DIRECTIVE> Will you quote all of the entries, word for word?

Stored data entries>
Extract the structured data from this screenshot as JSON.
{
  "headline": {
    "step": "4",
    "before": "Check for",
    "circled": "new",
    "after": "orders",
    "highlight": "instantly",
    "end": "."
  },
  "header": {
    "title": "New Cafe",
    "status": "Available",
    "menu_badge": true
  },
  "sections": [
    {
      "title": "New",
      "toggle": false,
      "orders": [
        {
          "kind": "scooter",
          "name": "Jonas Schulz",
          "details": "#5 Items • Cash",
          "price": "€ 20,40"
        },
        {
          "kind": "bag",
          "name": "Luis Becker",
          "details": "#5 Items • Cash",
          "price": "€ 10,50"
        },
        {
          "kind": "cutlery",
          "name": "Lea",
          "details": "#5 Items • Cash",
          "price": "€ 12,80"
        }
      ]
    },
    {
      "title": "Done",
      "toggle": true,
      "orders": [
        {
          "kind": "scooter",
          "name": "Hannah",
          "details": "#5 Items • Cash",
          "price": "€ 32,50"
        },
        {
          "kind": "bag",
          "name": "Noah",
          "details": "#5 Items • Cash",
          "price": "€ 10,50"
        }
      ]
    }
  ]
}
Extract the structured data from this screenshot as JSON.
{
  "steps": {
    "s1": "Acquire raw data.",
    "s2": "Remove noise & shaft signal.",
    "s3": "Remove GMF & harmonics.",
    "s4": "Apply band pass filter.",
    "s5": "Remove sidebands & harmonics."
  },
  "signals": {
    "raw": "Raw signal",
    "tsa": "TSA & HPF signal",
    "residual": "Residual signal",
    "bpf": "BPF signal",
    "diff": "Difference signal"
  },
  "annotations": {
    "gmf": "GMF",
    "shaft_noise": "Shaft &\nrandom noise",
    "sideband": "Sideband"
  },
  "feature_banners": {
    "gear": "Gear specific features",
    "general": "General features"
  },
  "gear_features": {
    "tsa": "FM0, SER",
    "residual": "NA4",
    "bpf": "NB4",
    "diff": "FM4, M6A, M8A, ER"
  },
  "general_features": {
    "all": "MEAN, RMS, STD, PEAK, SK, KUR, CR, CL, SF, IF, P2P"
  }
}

OUTPUT>
Extract the structured data from this screenshot as JSON.
{
  "headline": {
    "step": "4",
    "before": "Check for",
    "circled": "new",
    "after": "orders",
    "highlight": "instantly",
    "end": "."
  },
  "header": {
    "title": "New Cafe",
    "status": "Available",
    "menu_badge": true
  },
  "sections": [
    {
      "title": "New",
      "toggle": false,
      "orders": [
        {
          "kind": "scooter",
          "name": "Jonas Schulz",
          "details": "#5 Items • Cash",
          "price": "€ 20,40"
        },
        {
          "kind": "bag",
          "name": "Luis Becker",
          "details": "#5 Items • Cash",
          "price": "€ 10,50"
        },
        {
          "kind": "cutlery",
          "name": "Lea",
          "details": "#5 Items • Cash",
          "price": "€ 12,80"
        }
      ]
    },
    {
      "title": "Done",
      "toggle": true,
      "orders": [
        {
          "kind": "scooter",
          "name": "Hannah",
          "details": "#5 Items • Cash",
          "price": "€ 32,50"
        },
        {
          "kind": "bag",
          "name": "Noah",
          "details": "#5 Items • Cash",
          "price": "€ 10,50"
        }
      ]
    }
  ]
}
Extract the structured data from this screenshot as JSON.
{
  "steps": {
    "s1": "Acquire raw data.",
    "s2": "Remove noise & shaft signal.",
    "s3": "Remove GMF & harmonics.",
    "s4": "Apply band pass filter.",
    "s5": "Remove sidebands & harmonics."
  },
  "signals": {
    "raw": "Raw signal",
    "tsa": "TSA & HPF signal",
    "residual": "Residual signal",
    "bpf": "BPF signal",
    "diff": "Difference signal"
  },
  "annotations": {
    "gmf": "GMF",
    "shaft_noise": "Shaft &\nrandom noise",
    "sideband": "Sideband"
  },
  "feature_banners": {
    "gear": "Gear specific features",
    "general": "General features"
  },
  "gear_features": {
    "tsa": "FM0, SER",
    "residual": "NA4",
    "bpf": "NB4",
    "diff": "FM4, M6A, M8A, ER"
  },
  "general_features": {
    "all": "MEAN, RMS, STD, PEAK, SK, KUR, CR, CL, SF, IF, P2P"
  }
}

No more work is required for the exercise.